What you are asked to do:
Copy, in full, each line of the material that holds the word "JSON".

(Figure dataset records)
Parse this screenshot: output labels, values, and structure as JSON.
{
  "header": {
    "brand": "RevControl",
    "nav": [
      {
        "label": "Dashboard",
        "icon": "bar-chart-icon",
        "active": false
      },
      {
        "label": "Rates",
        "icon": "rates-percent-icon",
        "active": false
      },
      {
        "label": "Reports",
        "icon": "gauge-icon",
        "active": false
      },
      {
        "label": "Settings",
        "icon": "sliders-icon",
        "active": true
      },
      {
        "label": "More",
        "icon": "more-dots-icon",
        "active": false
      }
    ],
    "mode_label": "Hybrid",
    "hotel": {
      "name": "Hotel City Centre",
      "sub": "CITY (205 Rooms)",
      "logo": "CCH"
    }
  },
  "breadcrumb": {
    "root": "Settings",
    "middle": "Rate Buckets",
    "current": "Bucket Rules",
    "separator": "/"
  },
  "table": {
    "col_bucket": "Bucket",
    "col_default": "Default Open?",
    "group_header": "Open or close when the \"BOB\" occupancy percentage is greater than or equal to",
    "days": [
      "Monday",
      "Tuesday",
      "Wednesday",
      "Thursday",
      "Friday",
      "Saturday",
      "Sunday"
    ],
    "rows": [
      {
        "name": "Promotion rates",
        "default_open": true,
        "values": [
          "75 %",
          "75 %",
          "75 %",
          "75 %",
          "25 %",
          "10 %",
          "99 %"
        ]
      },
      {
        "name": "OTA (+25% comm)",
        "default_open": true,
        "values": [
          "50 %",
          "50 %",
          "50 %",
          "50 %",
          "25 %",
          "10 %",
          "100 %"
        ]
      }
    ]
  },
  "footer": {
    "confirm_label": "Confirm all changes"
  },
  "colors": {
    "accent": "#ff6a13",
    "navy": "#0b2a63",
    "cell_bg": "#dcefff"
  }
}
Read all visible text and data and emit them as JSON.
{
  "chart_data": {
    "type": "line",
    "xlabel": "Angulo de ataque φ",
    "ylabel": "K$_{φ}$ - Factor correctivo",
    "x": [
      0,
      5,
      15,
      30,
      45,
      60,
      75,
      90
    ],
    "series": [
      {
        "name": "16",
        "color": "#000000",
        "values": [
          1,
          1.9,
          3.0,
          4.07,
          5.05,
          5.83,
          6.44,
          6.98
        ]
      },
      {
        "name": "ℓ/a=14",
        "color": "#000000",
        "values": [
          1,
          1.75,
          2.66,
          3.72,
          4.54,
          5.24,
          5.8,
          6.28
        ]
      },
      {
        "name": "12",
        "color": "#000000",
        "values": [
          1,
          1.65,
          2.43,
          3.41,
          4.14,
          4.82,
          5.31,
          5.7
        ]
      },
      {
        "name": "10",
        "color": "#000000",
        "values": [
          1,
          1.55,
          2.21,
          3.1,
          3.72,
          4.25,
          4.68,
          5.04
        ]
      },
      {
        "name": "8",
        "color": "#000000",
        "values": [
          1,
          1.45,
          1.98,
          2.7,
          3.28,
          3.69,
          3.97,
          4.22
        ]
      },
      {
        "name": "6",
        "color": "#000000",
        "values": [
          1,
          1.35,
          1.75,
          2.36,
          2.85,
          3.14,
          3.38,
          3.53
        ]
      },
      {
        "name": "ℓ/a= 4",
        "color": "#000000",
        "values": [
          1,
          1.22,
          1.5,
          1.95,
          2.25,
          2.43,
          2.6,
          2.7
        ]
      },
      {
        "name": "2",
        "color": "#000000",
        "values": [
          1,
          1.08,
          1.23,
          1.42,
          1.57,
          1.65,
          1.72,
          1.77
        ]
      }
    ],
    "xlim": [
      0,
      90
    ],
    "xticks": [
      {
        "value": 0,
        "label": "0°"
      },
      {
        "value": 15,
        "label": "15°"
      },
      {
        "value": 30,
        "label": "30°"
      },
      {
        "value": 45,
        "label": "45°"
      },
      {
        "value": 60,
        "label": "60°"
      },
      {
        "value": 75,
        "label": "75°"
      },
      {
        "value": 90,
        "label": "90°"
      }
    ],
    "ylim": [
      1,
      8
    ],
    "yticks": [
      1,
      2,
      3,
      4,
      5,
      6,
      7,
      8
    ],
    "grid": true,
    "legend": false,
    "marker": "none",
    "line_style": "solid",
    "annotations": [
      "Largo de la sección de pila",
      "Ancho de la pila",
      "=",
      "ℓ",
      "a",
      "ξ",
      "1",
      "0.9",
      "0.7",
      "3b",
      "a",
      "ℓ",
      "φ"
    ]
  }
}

Completed task:
Parse this screenshot: output labels, values, and structure as JSON.
Read all visible text and data and emit them as JSON.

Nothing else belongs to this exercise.